Return the listing below unchanged, minus its pictures.

□ □ □ □ □ □ □

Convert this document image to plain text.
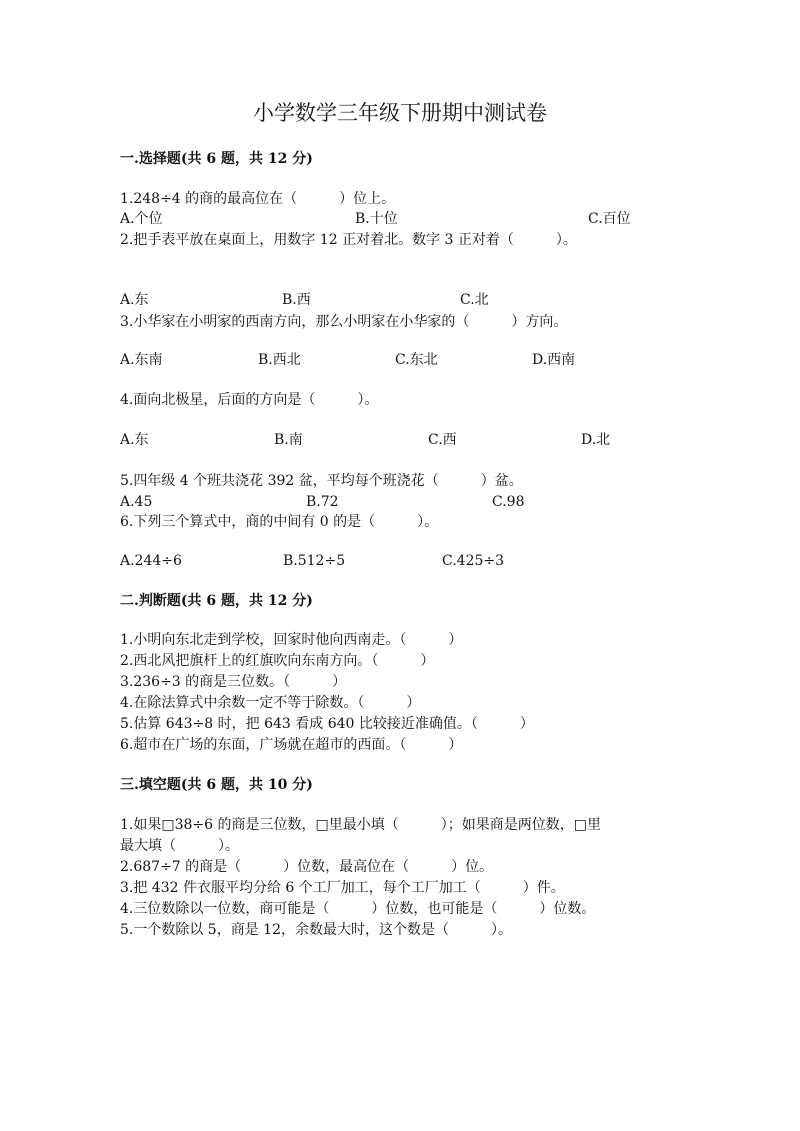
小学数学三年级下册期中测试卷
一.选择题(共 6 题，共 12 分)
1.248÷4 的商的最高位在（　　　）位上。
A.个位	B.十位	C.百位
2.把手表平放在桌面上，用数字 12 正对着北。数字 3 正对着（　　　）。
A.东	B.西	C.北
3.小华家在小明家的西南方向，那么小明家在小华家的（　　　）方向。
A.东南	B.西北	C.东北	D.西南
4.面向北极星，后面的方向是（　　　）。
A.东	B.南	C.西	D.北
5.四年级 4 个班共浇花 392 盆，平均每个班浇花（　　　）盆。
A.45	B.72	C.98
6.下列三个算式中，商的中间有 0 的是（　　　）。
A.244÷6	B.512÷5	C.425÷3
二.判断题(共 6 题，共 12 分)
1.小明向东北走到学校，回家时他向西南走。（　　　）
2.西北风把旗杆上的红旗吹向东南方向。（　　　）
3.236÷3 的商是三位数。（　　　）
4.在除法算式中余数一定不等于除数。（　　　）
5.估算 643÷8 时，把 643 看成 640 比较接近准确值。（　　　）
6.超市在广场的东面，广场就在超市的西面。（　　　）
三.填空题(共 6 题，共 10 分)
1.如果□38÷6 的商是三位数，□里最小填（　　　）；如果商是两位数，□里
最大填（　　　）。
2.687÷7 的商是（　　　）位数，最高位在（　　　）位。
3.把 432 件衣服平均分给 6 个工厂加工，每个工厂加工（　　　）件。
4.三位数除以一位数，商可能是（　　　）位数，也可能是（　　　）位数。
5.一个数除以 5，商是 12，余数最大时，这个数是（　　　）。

□ □ □ □ □ □ □

THE ANSWER
Convert this document image to plain text.
小学数学三年级下册期中测试卷
一.选择题(共 6 题，共 12 分)
1.248÷4 的商的最高位在（　　　）位上。
A.个位	B.十位	C.百位
2.把手表平放在桌面上，用数字 12 正对着北。数字 3 正对着（　　　）。
A.东	B.西	C.北
3.小华家在小明家的西南方向，那么小明家在小华家的（　　　）方向。
A.东南	B.西北	C.东北	D.西南
4.面向北极星，后面的方向是（　　　）。
A.东	B.南	C.西	D.北
5.四年级 4 个班共浇花 392 盆，平均每个班浇花（　　　）盆。
A.45	B.72	C.98
6.下列三个算式中，商的中间有 0 的是（　　　）。
A.244÷6	B.512÷5	C.425÷3
二.判断题(共 6 题，共 12 分)
1.小明向东北走到学校，回家时他向西南走。（　　　）
2.西北风把旗杆上的红旗吹向东南方向。（　　　）
3.236÷3 的商是三位数。（　　　）
4.在除法算式中余数一定不等于除数。（　　　）
5.估算 643÷8 时，把 643 看成 640 比较接近准确值。（　　　）
6.超市在广场的东面，广场就在超市的西面。（　　　）
三.填空题(共 6 题，共 10 分)
1.如果□38÷6 的商是三位数，□里最小填（　　　）；如果商是两位数，□里
最大填（　　　）。
2.687÷7 的商是（　　　）位数，最高位在（　　　）位。
3.把 432 件衣服平均分给 6 个工厂加工，每个工厂加工（　　　）件。
4.三位数除以一位数，商可能是（　　　）位数，也可能是（　　　）位数。
5.一个数除以 5，商是 12，余数最大时，这个数是（　　　）。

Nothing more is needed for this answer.